● **WORK TO DO**
Every entry that follows needs to be repeated exactly.

- - - - - - -

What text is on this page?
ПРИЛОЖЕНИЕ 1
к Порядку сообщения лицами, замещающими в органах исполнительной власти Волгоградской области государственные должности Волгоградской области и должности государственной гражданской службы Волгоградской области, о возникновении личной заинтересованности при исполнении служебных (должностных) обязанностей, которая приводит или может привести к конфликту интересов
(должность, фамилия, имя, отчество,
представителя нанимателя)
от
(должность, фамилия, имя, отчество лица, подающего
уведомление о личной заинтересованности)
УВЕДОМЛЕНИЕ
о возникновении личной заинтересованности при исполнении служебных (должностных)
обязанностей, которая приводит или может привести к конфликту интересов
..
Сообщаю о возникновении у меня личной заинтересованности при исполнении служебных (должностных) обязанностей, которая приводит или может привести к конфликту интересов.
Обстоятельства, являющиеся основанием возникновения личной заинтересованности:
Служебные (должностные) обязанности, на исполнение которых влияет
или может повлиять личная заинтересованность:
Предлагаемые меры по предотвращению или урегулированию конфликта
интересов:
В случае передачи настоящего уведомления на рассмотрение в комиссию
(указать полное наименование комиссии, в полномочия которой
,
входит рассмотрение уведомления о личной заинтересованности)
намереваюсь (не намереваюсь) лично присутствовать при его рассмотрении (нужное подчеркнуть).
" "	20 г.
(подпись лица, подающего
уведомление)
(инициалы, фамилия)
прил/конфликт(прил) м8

- - - - - - -

● **RESPONSE TO THE TASK**
What text is on this page?
ПРИЛОЖЕНИЕ 1
к Порядку сообщения лицами, замещающими в органах исполнительной власти Волгоградской области государственные должности Волгоградской области и должности государственной гражданской службы Волгоградской области, о возникновении личной заинтересованности при исполнении служебных (должностных) обязанностей, которая приводит или может привести к конфликту интересов
(должность, фамилия, имя, отчество,
представителя нанимателя)
от
(должность, фамилия, имя, отчество лица, подающего
уведомление о личной заинтересованности)
УВЕДОМЛЕНИЕ
о возникновении личной заинтересованности при исполнении служебных (должностных)
обязанностей, которая приводит или может привести к конфликту интересов
..
Сообщаю о возникновении у меня личной заинтересованности при исполнении служебных (должностных) обязанностей, которая приводит или может привести к конфликту интересов.
Обстоятельства, являющиеся основанием возникновения личной заинтересованности:
Служебные (должностные) обязанности, на исполнение которых влияет
или может повлиять личная заинтересованность:
Предлагаемые меры по предотвращению или урегулированию конфликта
интересов:
В случае передачи настоящего уведомления на рассмотрение в комиссию
(указать полное наименование комиссии, в полномочия которой
,
входит рассмотрение уведомления о личной заинтересованности)
намереваюсь (не намереваюсь) лично присутствовать при его рассмотрении (нужное подчеркнуть).
" "	20 г.
(подпись лица, подающего
уведомление)
(инициалы, фамилия)
прил/конфликт(прил) м8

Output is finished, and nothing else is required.